Data listing:

+ + + + +

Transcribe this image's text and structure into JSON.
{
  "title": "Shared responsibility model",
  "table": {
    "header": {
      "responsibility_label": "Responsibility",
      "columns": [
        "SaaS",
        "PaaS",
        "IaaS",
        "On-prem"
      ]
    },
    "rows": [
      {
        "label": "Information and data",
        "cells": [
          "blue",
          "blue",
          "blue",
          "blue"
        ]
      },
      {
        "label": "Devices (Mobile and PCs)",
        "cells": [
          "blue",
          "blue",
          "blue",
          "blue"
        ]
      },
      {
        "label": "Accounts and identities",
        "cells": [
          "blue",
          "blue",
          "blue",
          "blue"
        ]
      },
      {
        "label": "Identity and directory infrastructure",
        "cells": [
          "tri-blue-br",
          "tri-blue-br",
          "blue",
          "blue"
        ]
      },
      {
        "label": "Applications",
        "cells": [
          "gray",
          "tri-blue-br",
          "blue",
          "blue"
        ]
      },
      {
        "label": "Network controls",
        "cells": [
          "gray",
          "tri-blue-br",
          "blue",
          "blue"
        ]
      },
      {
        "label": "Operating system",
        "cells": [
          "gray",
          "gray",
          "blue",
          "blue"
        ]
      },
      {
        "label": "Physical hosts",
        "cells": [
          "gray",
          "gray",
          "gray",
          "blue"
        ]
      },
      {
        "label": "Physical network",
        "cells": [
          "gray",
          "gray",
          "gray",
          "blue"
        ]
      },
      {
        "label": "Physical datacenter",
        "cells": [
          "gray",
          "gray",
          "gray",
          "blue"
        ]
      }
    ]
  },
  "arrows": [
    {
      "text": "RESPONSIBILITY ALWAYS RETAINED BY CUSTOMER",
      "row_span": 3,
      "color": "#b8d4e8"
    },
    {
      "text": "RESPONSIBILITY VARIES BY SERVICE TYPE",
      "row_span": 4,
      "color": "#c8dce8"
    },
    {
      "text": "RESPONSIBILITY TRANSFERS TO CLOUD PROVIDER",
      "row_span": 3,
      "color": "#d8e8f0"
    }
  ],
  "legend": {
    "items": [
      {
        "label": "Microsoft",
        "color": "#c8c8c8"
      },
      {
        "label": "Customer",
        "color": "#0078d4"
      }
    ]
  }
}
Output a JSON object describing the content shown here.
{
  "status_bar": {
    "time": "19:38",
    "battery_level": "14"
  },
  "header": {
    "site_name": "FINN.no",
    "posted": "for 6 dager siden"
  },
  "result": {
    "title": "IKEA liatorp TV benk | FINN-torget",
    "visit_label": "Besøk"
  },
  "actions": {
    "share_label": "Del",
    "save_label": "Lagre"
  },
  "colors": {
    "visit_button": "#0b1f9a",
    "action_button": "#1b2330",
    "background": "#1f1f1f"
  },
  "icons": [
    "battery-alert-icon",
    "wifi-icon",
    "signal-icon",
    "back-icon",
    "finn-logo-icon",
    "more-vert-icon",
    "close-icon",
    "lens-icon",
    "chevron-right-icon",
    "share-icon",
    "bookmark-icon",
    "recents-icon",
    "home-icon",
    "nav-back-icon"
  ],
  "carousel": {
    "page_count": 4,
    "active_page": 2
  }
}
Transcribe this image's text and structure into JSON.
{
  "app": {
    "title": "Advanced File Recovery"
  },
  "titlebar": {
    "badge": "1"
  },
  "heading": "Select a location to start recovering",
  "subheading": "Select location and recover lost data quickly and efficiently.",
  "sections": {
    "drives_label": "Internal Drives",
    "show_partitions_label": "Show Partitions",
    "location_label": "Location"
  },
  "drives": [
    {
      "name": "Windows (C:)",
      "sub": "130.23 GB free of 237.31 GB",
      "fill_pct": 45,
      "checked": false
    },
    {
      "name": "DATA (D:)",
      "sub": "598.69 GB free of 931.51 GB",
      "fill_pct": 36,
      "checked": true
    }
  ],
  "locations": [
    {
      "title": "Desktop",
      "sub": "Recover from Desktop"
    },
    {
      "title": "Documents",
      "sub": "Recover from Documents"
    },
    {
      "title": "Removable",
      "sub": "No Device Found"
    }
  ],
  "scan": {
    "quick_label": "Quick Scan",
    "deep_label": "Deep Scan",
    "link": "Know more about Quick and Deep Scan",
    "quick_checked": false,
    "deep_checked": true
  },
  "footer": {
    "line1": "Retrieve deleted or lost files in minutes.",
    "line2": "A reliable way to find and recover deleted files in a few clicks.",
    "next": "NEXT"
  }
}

+ + + + +

What to produce -
All the data must be duplicated exactly, with nothing added or removed.

Answer to the task -
Transcribe this image's text and structure into JSON.
{
  "title": "Shared responsibility model",
  "table": {
    "header": {
      "responsibility_label": "Responsibility",
      "columns": [
        "SaaS",
        "PaaS",
        "IaaS",
        "On-prem"
      ]
    },
    "rows": [
      {
        "label": "Information and data",
        "cells": [
          "blue",
          "blue",
          "blue",
          "blue"
        ]
      },
      {
        "label": "Devices (Mobile and PCs)",
        "cells": [
          "blue",
          "blue",
          "blue",
          "blue"
        ]
      },
      {
        "label": "Accounts and identities",
        "cells": [
          "blue",
          "blue",
          "blue",
          "blue"
        ]
      },
      {
        "label": "Identity and directory infrastructure",
        "cells": [
          "tri-blue-br",
          "tri-blue-br",
          "blue",
          "blue"
        ]
      },
      {
        "label": "Applications",
        "cells": [
          "gray",
          "tri-blue-br",
          "blue",
          "blue"
        ]
      },
      {
        "label": "Network controls",
        "cells": [
          "gray",
          "tri-blue-br",
          "blue",
          "blue"
        ]
      },
      {
        "label": "Operating system",
        "cells": [
          "gray",
          "gray",
          "blue",
          "blue"
        ]
      },
      {
        "label": "Physical hosts",
        "cells": [
          "gray",
          "gray",
          "gray",
          "blue"
        ]
      },
      {
        "label": "Physical network",
        "cells": [
          "gray",
          "gray",
          "gray",
          "blue"
        ]
      },
      {
        "label": "Physical datacenter",
        "cells": [
          "gray",
          "gray",
          "gray",
          "blue"
        ]
      }
    ]
  },
  "arrows": [
    {
      "text": "RESPONSIBILITY ALWAYS RETAINED BY CUSTOMER",
      "row_span": 3,
      "color": "#b8d4e8"
    },
    {
      "text": "RESPONSIBILITY VARIES BY SERVICE TYPE",
      "row_span": 4,
      "color": "#c8dce8"
    },
    {
      "text": "RESPONSIBILITY TRANSFERS TO CLOUD PROVIDER",
      "row_span": 3,
      "color": "#d8e8f0"
    }
  ],
  "legend": {
    "items": [
      {
        "label": "Microsoft",
        "color": "#c8c8c8"
      },
      {
        "label": "Customer",
        "color": "#0078d4"
      }
    ]
  }
}
Output a JSON object describing the content shown here.
{
  "status_bar": {
    "time": "19:38",
    "battery_level": "14"
  },
  "header": {
    "site_name": "FINN.no",
    "posted": "for 6 dager siden"
  },
  "result": {
    "title": "IKEA liatorp TV benk | FINN-torget",
    "visit_label": "Besøk"
  },
  "actions": {
    "share_label": "Del",
    "save_label": "Lagre"
  },
  "colors": {
    "visit_button": "#0b1f9a",
    "action_button": "#1b2330",
    "background": "#1f1f1f"
  },
  "icons": [
    "battery-alert-icon",
    "wifi-icon",
    "signal-icon",
    "back-icon",
    "finn-logo-icon",
    "more-vert-icon",
    "close-icon",
    "lens-icon",
    "chevron-right-icon",
    "share-icon",
    "bookmark-icon",
    "recents-icon",
    "home-icon",
    "nav-back-icon"
  ],
  "carousel": {
    "page_count": 4,
    "active_page": 2
  }
}
Transcribe this image's text and structure into JSON.
{
  "app": {
    "title": "Advanced File Recovery"
  },
  "titlebar": {
    "badge": "1"
  },
  "heading": "Select a location to start recovering",
  "subheading": "Select location and recover lost data quickly and efficiently.",
  "sections": {
    "drives_label": "Internal Drives",
    "show_partitions_label": "Show Partitions",
    "location_label": "Location"
  },
  "drives": [
    {
      "name": "Windows (C:)",
      "sub": "130.23 GB free of 237.31 GB",
      "fill_pct": 45,
      "checked": false
    },
    {
      "name": "DATA (D:)",
      "sub": "598.69 GB free of 931.51 GB",
      "fill_pct": 36,
      "checked": true
    }
  ],
  "locations": [
    {
      "title": "Desktop",
      "sub": "Recover from Desktop"
    },
    {
      "title": "Documents",
      "sub": "Recover from Documents"
    },
    {
      "title": "Removable",
      "sub": "No Device Found"
    }
  ],
  "scan": {
    "quick_label": "Quick Scan",
    "deep_label": "Deep Scan",
    "link": "Know more about Quick and Deep Scan",
    "quick_checked": false,
    "deep_checked": true
  },
  "footer": {
    "line1": "Retrieve deleted or lost files in minutes.",
    "line2": "A reliable way to find and recover deleted files in a few clicks.",
    "next": "NEXT"
  }
}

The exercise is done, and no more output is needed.